STATED PROBLEM:
Copy each entry as it stands, leaving nothing out.
○ ○ ○ ○ ○
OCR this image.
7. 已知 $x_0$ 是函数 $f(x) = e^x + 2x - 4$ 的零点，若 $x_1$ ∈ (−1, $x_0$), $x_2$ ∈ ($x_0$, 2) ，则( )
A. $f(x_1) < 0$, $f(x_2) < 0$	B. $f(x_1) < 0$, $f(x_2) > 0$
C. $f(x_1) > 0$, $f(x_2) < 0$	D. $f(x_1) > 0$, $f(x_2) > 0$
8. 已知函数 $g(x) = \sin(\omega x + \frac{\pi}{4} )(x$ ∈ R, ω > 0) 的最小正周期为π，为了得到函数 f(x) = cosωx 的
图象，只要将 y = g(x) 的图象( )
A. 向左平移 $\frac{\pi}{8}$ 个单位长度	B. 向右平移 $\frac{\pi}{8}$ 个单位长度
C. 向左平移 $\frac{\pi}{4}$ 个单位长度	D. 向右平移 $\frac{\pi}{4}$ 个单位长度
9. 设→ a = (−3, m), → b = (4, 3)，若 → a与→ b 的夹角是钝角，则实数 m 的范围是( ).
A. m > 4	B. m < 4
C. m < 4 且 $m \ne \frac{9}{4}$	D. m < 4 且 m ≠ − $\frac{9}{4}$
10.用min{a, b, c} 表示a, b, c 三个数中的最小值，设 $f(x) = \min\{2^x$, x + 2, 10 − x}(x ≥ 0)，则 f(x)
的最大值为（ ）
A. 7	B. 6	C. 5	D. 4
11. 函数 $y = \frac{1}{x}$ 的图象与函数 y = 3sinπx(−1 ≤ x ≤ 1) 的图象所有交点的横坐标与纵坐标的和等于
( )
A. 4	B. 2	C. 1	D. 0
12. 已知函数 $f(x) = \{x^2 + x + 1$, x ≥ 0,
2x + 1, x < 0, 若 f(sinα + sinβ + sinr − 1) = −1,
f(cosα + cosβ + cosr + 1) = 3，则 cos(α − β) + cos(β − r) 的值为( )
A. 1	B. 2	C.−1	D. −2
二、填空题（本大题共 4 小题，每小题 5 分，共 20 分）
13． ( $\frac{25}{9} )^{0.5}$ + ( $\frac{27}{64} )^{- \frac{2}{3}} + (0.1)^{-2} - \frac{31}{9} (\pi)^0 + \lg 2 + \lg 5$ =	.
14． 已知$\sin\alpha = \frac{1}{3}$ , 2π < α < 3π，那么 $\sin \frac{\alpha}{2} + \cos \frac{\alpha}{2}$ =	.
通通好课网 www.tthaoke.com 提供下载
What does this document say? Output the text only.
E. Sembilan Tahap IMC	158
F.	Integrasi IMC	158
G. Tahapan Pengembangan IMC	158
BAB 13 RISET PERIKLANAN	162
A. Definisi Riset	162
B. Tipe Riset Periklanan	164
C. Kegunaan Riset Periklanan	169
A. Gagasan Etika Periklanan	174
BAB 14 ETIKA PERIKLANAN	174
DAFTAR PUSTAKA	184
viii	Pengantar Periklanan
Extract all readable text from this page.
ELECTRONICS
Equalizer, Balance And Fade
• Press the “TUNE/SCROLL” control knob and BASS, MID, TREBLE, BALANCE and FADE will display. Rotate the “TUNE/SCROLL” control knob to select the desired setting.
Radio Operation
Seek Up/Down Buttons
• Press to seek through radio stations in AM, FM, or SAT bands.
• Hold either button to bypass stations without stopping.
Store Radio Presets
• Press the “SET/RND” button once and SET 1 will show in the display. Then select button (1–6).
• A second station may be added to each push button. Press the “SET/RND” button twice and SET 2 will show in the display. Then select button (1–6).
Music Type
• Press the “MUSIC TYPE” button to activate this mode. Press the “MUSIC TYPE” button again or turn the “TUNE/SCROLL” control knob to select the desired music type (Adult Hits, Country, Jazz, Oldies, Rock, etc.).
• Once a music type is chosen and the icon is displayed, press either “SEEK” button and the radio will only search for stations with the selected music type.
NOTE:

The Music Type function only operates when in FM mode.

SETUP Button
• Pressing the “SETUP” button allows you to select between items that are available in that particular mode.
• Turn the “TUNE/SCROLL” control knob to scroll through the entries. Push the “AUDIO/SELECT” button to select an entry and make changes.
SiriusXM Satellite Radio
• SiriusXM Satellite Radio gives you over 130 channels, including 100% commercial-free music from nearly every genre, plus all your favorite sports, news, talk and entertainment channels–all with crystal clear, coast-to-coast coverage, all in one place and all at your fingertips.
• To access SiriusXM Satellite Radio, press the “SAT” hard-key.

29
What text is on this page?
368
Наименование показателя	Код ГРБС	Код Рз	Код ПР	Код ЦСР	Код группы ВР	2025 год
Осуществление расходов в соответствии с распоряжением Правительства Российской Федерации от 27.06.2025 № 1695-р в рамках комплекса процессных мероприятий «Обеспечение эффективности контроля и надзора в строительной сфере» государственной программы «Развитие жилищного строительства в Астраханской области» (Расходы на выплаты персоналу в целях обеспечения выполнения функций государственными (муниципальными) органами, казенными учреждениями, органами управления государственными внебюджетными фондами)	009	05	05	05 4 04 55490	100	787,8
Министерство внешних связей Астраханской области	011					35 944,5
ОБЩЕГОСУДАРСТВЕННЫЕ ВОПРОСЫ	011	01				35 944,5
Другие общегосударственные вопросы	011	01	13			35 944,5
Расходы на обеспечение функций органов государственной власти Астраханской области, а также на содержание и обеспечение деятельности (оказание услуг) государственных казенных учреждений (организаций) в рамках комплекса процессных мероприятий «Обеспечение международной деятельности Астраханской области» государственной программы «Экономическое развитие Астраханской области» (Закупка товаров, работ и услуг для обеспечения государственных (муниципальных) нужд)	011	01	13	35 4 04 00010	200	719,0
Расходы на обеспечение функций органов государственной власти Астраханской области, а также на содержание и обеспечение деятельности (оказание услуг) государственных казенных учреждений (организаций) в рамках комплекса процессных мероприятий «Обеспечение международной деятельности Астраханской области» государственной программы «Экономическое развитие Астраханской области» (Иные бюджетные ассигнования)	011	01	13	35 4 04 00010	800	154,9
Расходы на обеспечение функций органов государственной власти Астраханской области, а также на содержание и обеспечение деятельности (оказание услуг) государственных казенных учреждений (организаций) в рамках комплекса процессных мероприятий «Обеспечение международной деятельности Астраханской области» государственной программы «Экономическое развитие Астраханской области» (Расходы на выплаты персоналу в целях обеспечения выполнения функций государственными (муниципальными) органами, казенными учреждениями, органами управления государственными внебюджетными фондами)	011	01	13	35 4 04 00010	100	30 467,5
○ ○ ○ ○ ○
OUTPUT OF THE TASK:
OCR this image.
7. 已知 $x_0$ 是函数 $f(x) = e^x + 2x - 4$ 的零点，若 $x_1$ ∈ (−1, $x_0$), $x_2$ ∈ ($x_0$, 2) ，则( )
A. $f(x_1) < 0$, $f(x_2) < 0$	B. $f(x_1) < 0$, $f(x_2) > 0$
C. $f(x_1) > 0$, $f(x_2) < 0$	D. $f(x_1) > 0$, $f(x_2) > 0$
8. 已知函数 $g(x) = \sin(\omega x + \frac{\pi}{4} )(x$ ∈ R, ω > 0) 的最小正周期为π，为了得到函数 f(x) = cosωx 的
图象，只要将 y = g(x) 的图象( )
A. 向左平移 $\frac{\pi}{8}$ 个单位长度	B. 向右平移 $\frac{\pi}{8}$ 个单位长度
C. 向左平移 $\frac{\pi}{4}$ 个单位长度	D. 向右平移 $\frac{\pi}{4}$ 个单位长度
9. 设→ a = (−3, m), → b = (4, 3)，若 → a与→ b 的夹角是钝角，则实数 m 的范围是( ).
A. m > 4	B. m < 4
C. m < 4 且 $m \ne \frac{9}{4}$	D. m < 4 且 m ≠ − $\frac{9}{4}$
10.用min{a, b, c} 表示a, b, c 三个数中的最小值，设 $f(x) = \min\{2^x$, x + 2, 10 − x}(x ≥ 0)，则 f(x)
的最大值为（ ）
A. 7	B. 6	C. 5	D. 4
11. 函数 $y = \frac{1}{x}$ 的图象与函数 y = 3sinπx(−1 ≤ x ≤ 1) 的图象所有交点的横坐标与纵坐标的和等于
( )
A. 4	B. 2	C. 1	D. 0
12. 已知函数 $f(x) = \{x^2 + x + 1$, x ≥ 0,
2x + 1, x < 0, 若 f(sinα + sinβ + sinr − 1) = −1,
f(cosα + cosβ + cosr + 1) = 3，则 cos(α − β) + cos(β − r) 的值为( )
A. 1	B. 2	C.−1	D. −2
二、填空题（本大题共 4 小题，每小题 5 分，共 20 分）
13． ( $\frac{25}{9} )^{0.5}$ + ( $\frac{27}{64} )^{- \frac{2}{3}} + (0.1)^{-2} - \frac{31}{9} (\pi)^0 + \lg 2 + \lg 5$ =	.
14． 已知$\sin\alpha = \frac{1}{3}$ , 2π < α < 3π，那么 $\sin \frac{\alpha}{2} + \cos \frac{\alpha}{2}$ =	.
通通好课网 www.tthaoke.com 提供下载
What does this document say? Output the text only.
E. Sembilan Tahap IMC	158
F.	Integrasi IMC	158
G. Tahapan Pengembangan IMC	158
BAB 13 RISET PERIKLANAN	162
A. Definisi Riset	162
B. Tipe Riset Periklanan	164
C. Kegunaan Riset Periklanan	169
A. Gagasan Etika Periklanan	174
BAB 14 ETIKA PERIKLANAN	174
DAFTAR PUSTAKA	184
viii	Pengantar Periklanan
Extract all readable text from this page.
ELECTRONICS
Equalizer, Balance And Fade
• Press the “TUNE/SCROLL” control knob and BASS, MID, TREBLE, BALANCE and FADE will display. Rotate the “TUNE/SCROLL” control knob to select the desired setting.
Radio Operation
Seek Up/Down Buttons
• Press to seek through radio stations in AM, FM, or SAT bands.
• Hold either button to bypass stations without stopping.
Store Radio Presets
• Press the “SET/RND” button once and SET 1 will show in the display. Then select button (1–6).
• A second station may be added to each push button. Press the “SET/RND” button twice and SET 2 will show in the display. Then select button (1–6).
Music Type
• Press the “MUSIC TYPE” button to activate this mode. Press the “MUSIC TYPE” button again or turn the “TUNE/SCROLL” control knob to select the desired music type (Adult Hits, Country, Jazz, Oldies, Rock, etc.).
• Once a music type is chosen and the icon is displayed, press either “SEEK” button and the radio will only search for stations with the selected music type.
NOTE:

The Music Type function only operates when in FM mode.

SETUP Button
• Pressing the “SETUP” button allows you to select between items that are available in that particular mode.
• Turn the “TUNE/SCROLL” control knob to scroll through the entries. Push the “AUDIO/SELECT” button to select an entry and make changes.
SiriusXM Satellite Radio
• SiriusXM Satellite Radio gives you over 130 channels, including 100% commercial-free music from nearly every genre, plus all your favorite sports, news, talk and entertainment channels–all with crystal clear, coast-to-coast coverage, all in one place and all at your fingertips.
• To access SiriusXM Satellite Radio, press the “SAT” hard-key.

29
What text is on this page?
368
Наименование показателя	Код ГРБС	Код Рз	Код ПР	Код ЦСР	Код группы ВР	2025 год
Осуществление расходов в соответствии с распоряжением Правительства Российской Федерации от 27.06.2025 № 1695-р в рамках комплекса процессных мероприятий «Обеспечение эффективности контроля и надзора в строительной сфере» государственной программы «Развитие жилищного строительства в Астраханской области» (Расходы на выплаты персоналу в целях обеспечения выполнения функций государственными (муниципальными) органами, казенными учреждениями, органами управления государственными внебюджетными фондами)	009	05	05	05 4 04 55490	100	787,8
Министерство внешних связей Астраханской области	011					35 944,5
ОБЩЕГОСУДАРСТВЕННЫЕ ВОПРОСЫ	011	01				35 944,5
Другие общегосударственные вопросы	011	01	13			35 944,5
Расходы на обеспечение функций органов государственной власти Астраханской области, а также на содержание и обеспечение деятельности (оказание услуг) государственных казенных учреждений (организаций) в рамках комплекса процессных мероприятий «Обеспечение международной деятельности Астраханской области» государственной программы «Экономическое развитие Астраханской области» (Закупка товаров, работ и услуг для обеспечения государственных (муниципальных) нужд)	011	01	13	35 4 04 00010	200	719,0
Расходы на обеспечение функций органов государственной власти Астраханской области, а также на содержание и обеспечение деятельности (оказание услуг) государственных казенных учреждений (организаций) в рамках комплекса процессных мероприятий «Обеспечение международной деятельности Астраханской области» государственной программы «Экономическое развитие Астраханской области» (Иные бюджетные ассигнования)	011	01	13	35 4 04 00010	800	154,9
Расходы на обеспечение функций органов государственной власти Астраханской области, а также на содержание и обеспечение деятельности (оказание услуг) государственных казенных учреждений (организаций) в рамках комплекса процессных мероприятий «Обеспечение международной деятельности Астраханской области» государственной программы «Экономическое развитие Астраханской области» (Расходы на выплаты персоналу в целях обеспечения выполнения функций государственными (муниципальными) органами, казенными учреждениями, органами управления государственными внебюджетными фондами)	011	01	13	35 4 04 00010	100	30 467,5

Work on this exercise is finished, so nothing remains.